Ecrire comme on se promène, vers 17h, entre les corps élégants et bronzés.
Art italien de la passeggiata, qui est aussi celui de la lecture.
La beauté est éphémère, un livre en gardera les traces, comme un secret pour les générations futures.
Le narrateur est un observateur, il voit comme un cinéaste : découpage, plan, synopsis, traits scénaristiques, lumières.
Chansons.

©Sébastien Berlendis
Pas de drame dans Lungomare, à peine une histoire, mais des états d’être relevant du divin otium.
Voyage de Genova la superba à Portovenere, en s’attardant à Roccabianca.
Cafés anciens, trofie au pesto, gelati.
Criques, plongeons, maillots ôtés.
Qui vit cela ? Le narrateur ? Les parents de l’écrivain ? Leurs doubles dans les paperolles d’écumes méditerranéennes ?
L’adolescence est une façon de se mouvoir, de se désirer, de s’aimer.

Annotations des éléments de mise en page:

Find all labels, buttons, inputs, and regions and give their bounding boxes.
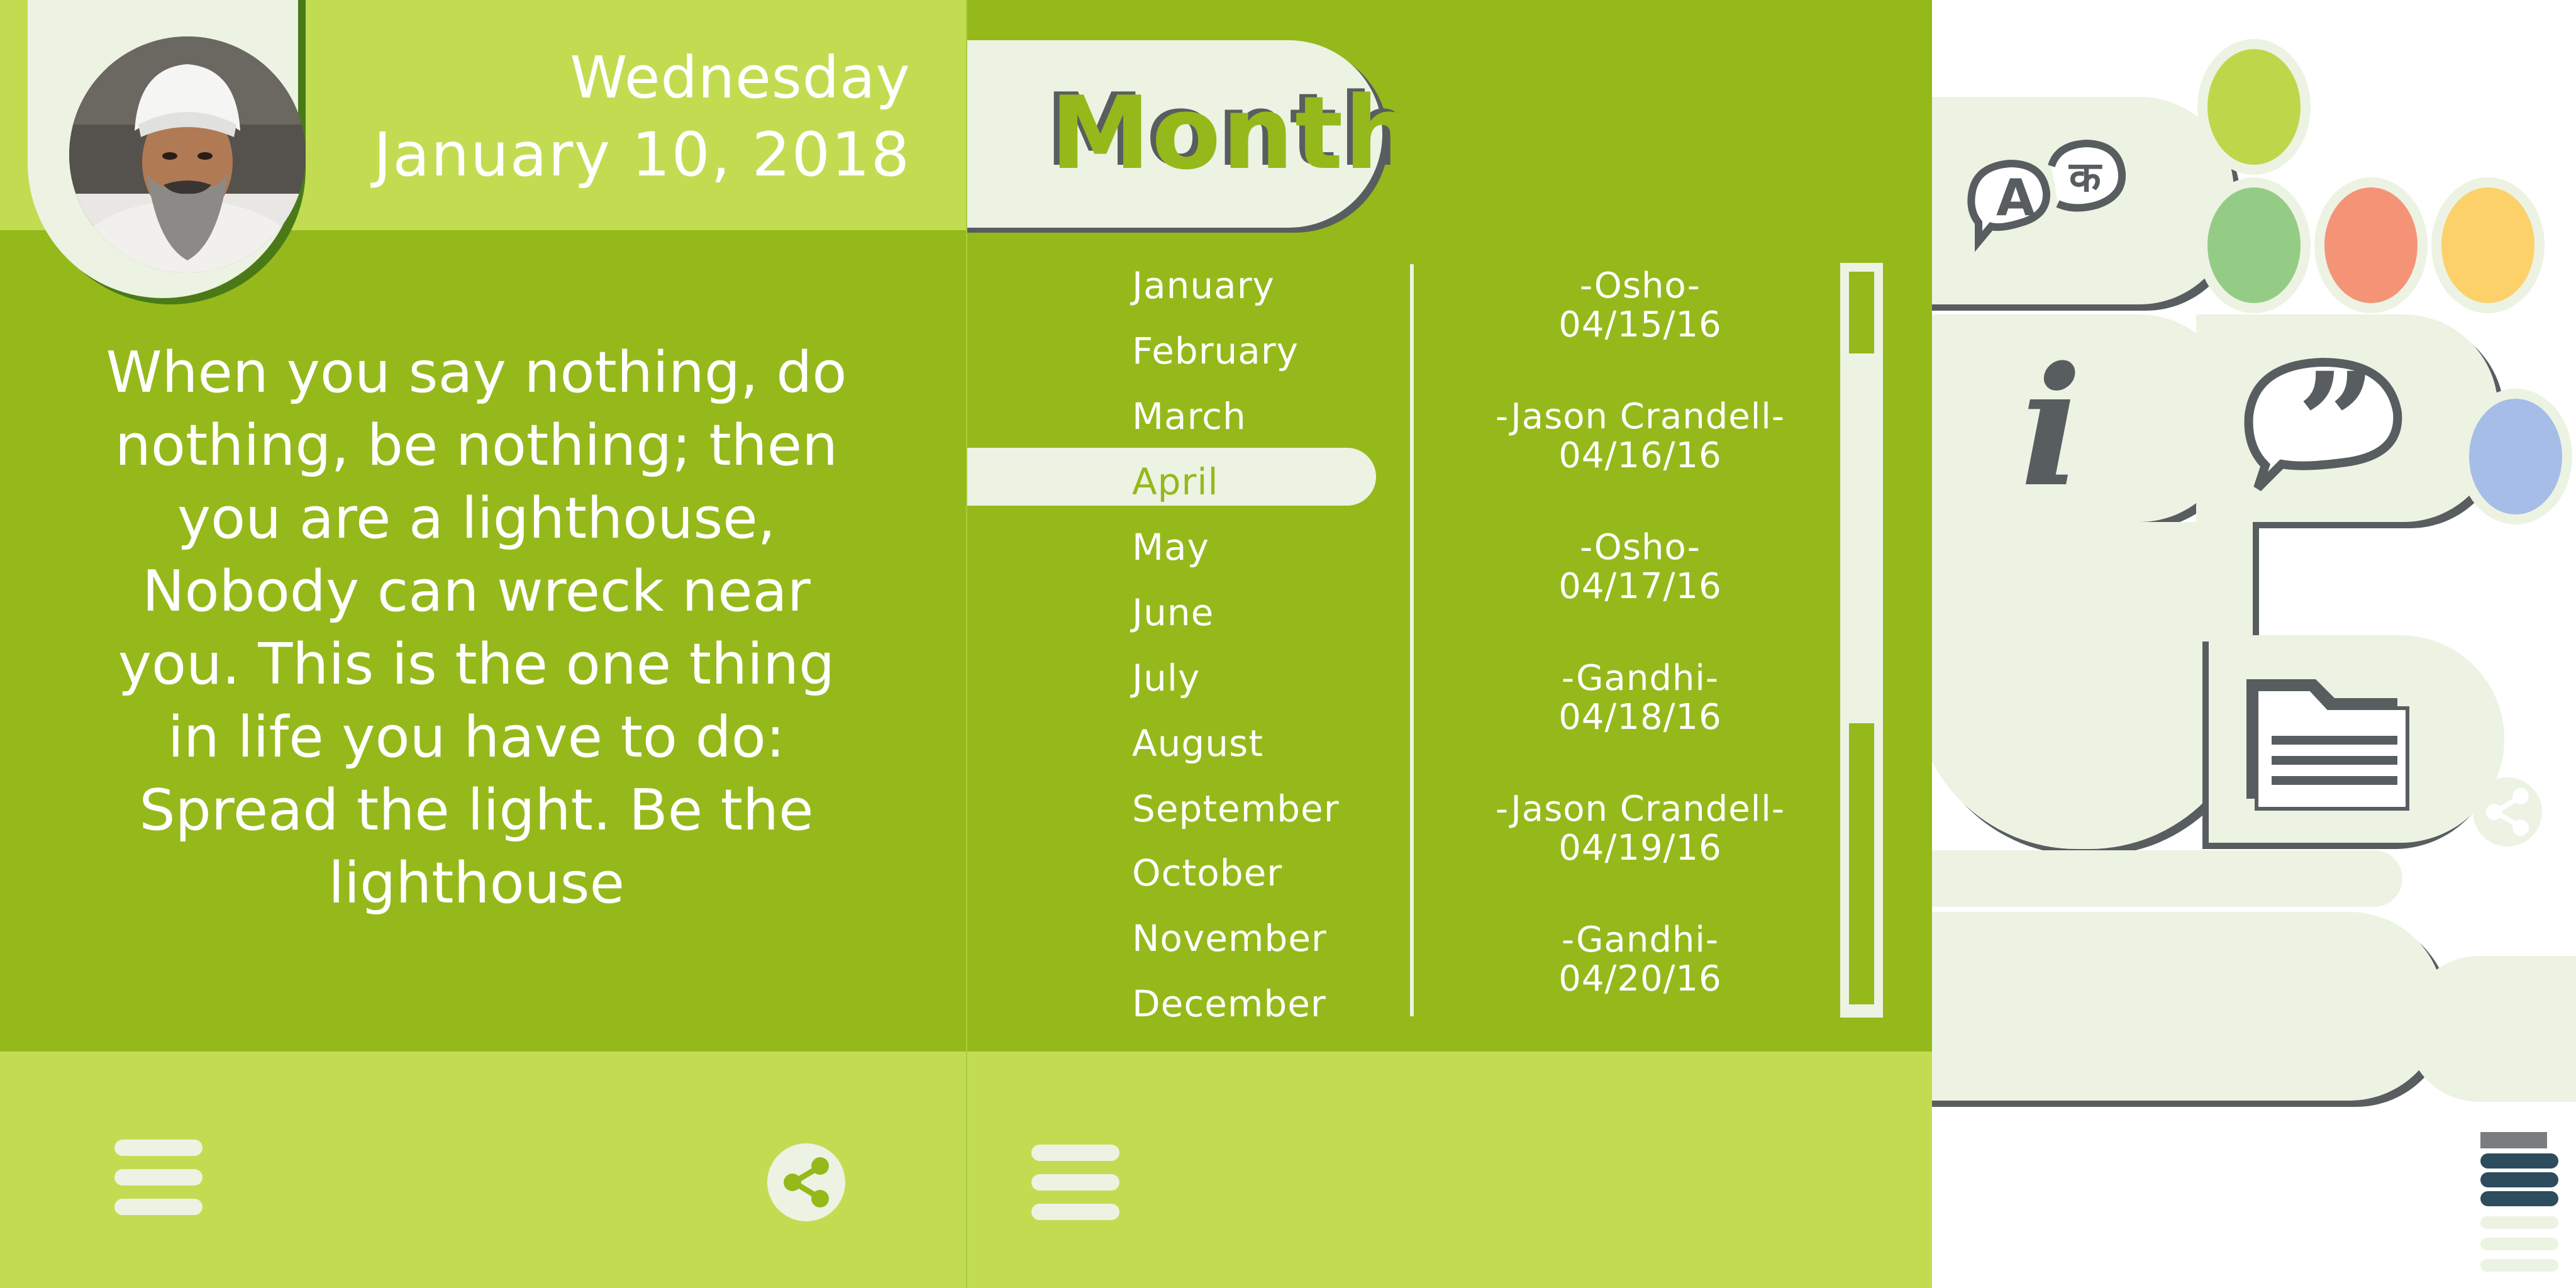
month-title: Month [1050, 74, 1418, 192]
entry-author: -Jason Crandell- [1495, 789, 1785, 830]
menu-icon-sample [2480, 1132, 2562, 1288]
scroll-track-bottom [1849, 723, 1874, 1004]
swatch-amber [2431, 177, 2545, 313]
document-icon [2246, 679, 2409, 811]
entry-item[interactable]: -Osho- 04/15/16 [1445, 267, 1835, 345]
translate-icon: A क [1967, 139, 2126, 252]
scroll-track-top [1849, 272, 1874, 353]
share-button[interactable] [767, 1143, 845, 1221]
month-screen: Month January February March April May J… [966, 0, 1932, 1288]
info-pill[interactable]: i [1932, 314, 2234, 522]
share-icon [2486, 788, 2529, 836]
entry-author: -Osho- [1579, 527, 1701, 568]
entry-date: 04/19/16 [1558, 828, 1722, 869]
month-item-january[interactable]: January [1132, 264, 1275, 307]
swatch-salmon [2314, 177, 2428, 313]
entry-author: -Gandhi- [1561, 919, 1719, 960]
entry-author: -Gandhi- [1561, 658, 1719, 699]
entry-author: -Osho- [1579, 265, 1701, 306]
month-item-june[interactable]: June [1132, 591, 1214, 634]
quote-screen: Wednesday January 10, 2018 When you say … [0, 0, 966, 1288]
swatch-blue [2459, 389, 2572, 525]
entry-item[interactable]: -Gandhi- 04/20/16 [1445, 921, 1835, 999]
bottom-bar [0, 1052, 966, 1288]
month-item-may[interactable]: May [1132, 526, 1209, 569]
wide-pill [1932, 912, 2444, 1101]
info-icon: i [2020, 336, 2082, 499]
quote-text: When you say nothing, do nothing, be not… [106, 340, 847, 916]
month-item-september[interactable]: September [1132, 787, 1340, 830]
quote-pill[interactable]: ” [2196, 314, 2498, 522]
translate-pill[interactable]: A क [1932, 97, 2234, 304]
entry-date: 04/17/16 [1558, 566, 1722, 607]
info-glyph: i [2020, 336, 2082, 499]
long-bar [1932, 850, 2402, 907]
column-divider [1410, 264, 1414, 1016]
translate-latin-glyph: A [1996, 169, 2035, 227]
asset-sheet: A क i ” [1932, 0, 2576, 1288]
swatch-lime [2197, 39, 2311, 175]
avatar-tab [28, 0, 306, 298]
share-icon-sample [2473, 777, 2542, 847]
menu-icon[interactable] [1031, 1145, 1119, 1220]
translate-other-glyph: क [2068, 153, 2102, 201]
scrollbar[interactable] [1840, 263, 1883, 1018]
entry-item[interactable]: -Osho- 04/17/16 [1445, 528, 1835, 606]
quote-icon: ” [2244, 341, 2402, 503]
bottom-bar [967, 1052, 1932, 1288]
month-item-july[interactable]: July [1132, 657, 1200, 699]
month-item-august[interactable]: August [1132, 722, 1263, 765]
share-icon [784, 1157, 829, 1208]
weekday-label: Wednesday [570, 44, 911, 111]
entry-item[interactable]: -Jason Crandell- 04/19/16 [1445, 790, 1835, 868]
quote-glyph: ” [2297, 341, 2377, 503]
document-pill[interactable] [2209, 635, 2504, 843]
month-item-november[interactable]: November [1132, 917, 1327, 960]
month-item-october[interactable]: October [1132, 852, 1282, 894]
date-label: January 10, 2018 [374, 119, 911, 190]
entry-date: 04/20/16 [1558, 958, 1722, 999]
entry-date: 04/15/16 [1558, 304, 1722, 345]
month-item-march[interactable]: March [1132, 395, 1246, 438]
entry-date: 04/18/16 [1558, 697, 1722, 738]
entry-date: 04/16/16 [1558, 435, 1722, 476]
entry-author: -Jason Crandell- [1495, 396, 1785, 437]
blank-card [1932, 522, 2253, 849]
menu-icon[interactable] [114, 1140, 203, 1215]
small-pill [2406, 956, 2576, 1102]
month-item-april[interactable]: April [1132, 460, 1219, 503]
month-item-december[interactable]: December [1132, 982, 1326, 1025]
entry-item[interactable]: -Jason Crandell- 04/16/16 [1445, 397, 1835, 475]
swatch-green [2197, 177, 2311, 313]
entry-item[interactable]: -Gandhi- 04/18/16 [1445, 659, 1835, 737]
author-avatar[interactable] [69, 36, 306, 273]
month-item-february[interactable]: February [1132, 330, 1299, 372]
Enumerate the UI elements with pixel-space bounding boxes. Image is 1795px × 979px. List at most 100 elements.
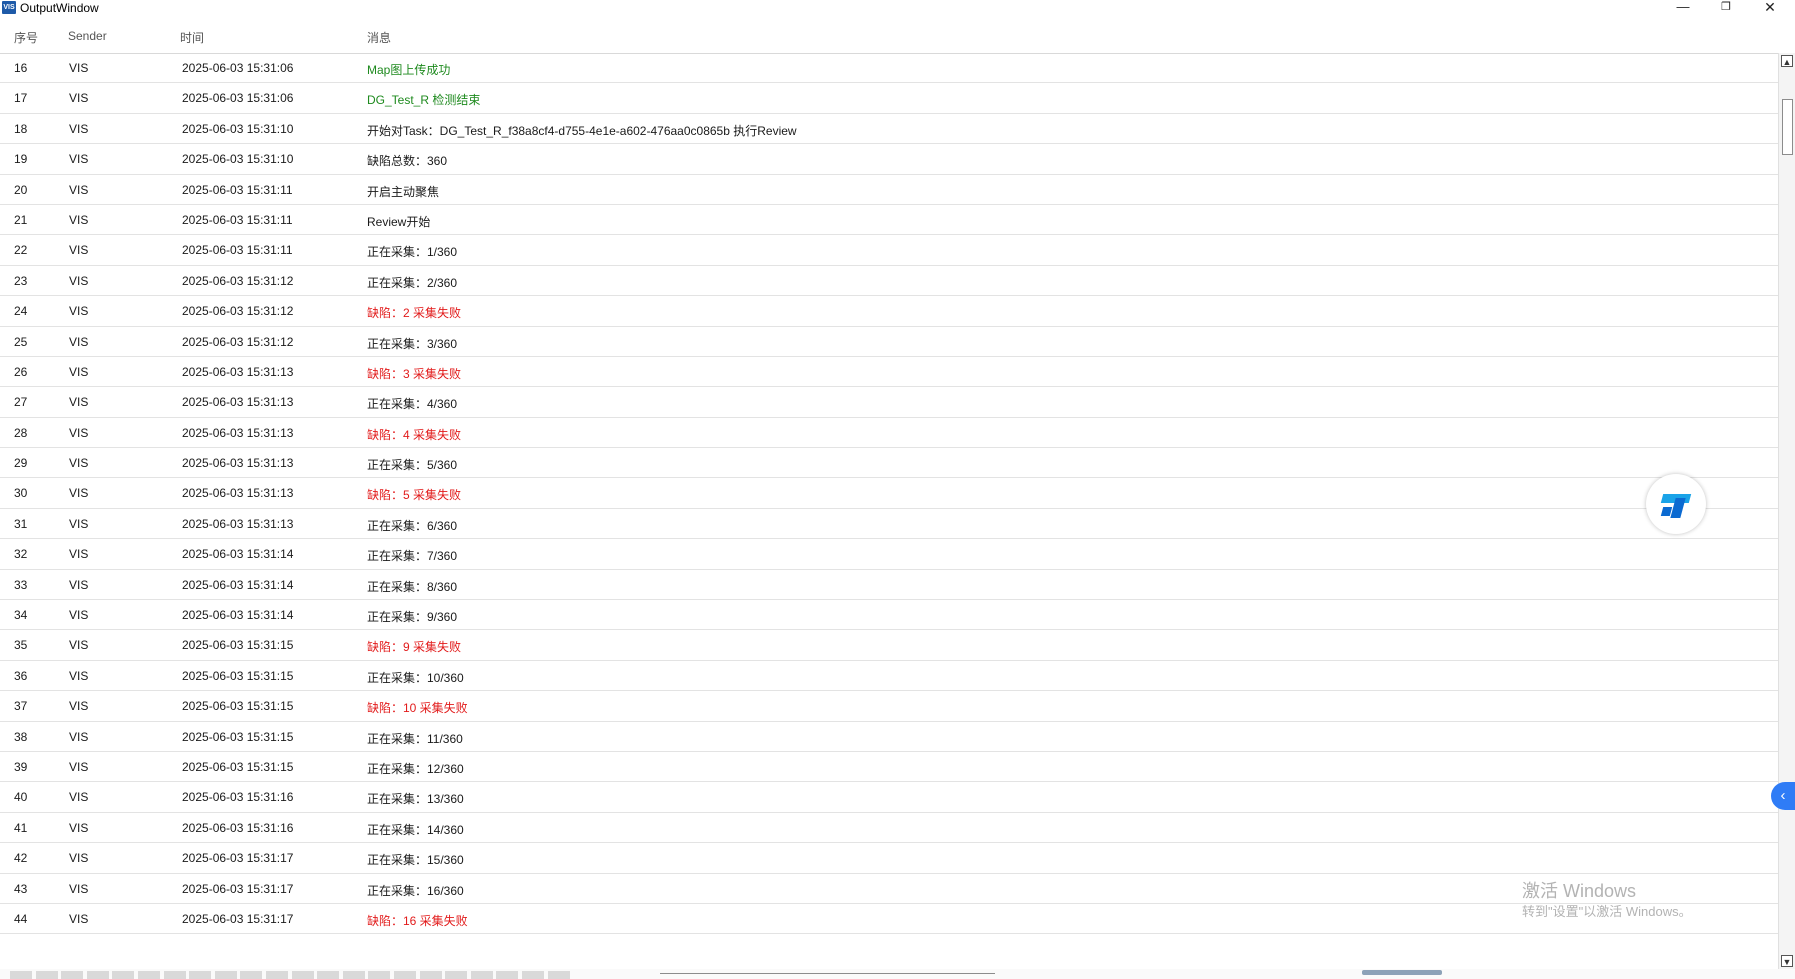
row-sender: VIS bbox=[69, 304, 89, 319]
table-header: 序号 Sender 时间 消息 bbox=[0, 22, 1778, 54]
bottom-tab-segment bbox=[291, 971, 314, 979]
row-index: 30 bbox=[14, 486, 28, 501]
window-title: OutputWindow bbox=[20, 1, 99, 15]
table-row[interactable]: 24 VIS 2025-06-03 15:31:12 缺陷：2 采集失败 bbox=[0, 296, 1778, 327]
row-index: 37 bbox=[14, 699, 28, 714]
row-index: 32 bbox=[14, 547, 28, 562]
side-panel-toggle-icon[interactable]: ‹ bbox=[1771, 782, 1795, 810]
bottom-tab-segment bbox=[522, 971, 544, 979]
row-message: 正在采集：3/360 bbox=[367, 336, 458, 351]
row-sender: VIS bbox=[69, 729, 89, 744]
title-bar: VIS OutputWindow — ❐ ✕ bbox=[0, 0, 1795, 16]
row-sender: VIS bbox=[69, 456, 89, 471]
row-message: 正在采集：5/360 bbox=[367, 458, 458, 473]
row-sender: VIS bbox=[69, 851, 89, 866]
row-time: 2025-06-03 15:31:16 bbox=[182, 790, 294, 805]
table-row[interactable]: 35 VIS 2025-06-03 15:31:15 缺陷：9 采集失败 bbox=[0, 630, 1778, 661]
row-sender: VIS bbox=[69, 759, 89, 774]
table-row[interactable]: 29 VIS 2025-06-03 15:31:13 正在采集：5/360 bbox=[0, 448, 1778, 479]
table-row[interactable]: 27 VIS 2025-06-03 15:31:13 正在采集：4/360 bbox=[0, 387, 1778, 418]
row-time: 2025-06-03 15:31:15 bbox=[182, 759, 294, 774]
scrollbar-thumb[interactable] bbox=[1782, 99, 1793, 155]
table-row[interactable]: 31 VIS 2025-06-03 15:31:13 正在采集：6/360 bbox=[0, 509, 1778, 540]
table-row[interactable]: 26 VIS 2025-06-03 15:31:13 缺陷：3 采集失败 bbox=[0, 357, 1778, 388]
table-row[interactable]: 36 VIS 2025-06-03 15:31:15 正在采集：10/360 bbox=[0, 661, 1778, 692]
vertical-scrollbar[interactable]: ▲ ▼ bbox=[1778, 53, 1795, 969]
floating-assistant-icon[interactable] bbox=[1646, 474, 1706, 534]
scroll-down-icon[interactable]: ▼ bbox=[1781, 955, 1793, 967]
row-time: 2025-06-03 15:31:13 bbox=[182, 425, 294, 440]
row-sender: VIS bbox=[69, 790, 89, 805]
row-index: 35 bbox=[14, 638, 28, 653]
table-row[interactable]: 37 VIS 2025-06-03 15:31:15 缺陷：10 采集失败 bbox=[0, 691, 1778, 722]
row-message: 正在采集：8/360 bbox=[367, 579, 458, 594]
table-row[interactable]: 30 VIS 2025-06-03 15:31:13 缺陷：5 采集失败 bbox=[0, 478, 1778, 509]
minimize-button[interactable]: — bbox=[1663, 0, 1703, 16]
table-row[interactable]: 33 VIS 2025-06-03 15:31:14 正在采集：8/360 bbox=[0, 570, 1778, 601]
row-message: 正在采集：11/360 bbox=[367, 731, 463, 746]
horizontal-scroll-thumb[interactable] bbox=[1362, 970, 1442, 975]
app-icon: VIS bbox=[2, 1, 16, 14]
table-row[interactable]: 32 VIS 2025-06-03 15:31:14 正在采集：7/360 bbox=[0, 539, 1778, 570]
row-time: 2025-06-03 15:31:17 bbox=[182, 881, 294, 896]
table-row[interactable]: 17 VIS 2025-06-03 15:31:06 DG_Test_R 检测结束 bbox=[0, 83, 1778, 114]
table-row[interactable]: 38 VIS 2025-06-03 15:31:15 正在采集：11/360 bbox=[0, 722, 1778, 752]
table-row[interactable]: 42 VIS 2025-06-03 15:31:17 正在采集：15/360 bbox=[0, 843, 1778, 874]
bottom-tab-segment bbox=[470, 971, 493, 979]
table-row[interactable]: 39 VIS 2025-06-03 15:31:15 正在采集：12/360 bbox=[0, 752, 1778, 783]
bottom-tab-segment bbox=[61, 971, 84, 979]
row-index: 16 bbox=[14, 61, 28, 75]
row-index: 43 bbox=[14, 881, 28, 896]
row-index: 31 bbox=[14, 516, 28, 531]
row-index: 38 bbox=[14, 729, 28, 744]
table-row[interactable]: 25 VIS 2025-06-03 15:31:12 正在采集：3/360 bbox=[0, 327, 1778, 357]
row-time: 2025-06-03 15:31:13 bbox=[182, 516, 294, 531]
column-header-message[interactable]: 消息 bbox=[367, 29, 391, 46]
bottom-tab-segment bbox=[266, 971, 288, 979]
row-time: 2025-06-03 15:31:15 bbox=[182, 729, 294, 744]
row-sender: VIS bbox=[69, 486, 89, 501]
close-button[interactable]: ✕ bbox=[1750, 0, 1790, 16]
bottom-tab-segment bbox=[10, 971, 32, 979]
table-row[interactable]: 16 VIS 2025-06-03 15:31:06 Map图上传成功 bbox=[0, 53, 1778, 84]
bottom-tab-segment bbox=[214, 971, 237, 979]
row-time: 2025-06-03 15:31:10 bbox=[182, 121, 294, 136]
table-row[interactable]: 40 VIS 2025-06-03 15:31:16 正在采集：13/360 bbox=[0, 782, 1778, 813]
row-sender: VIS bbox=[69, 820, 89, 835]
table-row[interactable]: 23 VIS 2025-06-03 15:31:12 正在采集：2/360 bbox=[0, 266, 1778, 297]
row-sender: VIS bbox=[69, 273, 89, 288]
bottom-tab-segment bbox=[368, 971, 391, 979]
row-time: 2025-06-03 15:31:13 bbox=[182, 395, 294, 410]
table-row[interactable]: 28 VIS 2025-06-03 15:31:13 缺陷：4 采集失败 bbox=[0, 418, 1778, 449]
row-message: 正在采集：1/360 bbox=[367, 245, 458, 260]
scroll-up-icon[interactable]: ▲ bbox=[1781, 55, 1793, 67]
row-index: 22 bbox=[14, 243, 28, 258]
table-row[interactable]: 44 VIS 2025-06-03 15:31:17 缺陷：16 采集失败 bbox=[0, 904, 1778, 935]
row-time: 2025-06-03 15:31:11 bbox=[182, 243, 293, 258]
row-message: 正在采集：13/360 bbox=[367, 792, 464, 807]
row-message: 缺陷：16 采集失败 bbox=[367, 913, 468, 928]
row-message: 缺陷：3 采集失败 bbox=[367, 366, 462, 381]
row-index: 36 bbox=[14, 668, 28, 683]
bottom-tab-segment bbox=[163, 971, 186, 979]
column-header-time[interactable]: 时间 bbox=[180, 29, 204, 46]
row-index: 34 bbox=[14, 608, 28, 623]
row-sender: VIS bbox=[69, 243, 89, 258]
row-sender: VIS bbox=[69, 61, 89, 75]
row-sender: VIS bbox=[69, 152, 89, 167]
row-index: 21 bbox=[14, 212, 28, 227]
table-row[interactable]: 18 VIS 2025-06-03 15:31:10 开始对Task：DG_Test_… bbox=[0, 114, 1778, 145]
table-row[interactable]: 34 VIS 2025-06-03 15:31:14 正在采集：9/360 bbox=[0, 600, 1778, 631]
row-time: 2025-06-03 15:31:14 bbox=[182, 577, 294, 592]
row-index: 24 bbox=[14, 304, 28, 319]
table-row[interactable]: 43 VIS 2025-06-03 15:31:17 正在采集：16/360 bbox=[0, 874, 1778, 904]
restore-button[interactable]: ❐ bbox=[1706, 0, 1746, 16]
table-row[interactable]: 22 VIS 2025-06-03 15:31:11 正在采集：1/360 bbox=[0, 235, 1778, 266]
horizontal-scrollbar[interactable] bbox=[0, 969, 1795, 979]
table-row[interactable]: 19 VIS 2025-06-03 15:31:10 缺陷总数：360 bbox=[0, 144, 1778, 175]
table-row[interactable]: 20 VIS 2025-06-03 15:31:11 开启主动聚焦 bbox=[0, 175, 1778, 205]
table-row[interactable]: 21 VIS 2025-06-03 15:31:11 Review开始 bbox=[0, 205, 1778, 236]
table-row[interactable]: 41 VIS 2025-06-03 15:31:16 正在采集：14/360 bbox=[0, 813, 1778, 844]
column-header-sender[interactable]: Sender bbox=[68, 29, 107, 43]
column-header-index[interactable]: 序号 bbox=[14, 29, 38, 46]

Consigne -> Recopiez le passage du texte sur Lungomare qui va de « Art italien de » jusqu'à « plongeons, maillots ôtés. », en renommant « Portovenere » en « Lerici ». Les entrées n'ont aucun lien avec le texte.

Réponse ->
Art italien de la passeggiata, qui est aussi celui de la lecture.
La beauté est éphémère, un livre en gardera les traces, comme un secret pour les générations futures.
Le narrateur est un observateur, il voit comme un cinéaste : découpage, plan, synopsis, traits scénaristiques, lumières.
Chansons.

©Sébastien Berlendis
Pas de drame dans Lungomare, à peine une histoire, mais des états d’être relevant du divin otium.
Voyage de Genova la superba à Lerici, en s’attardant à Roccabianca.
Cafés anciens, trofie au pesto, gelati.
Criques, plongeons, maillots ôtés.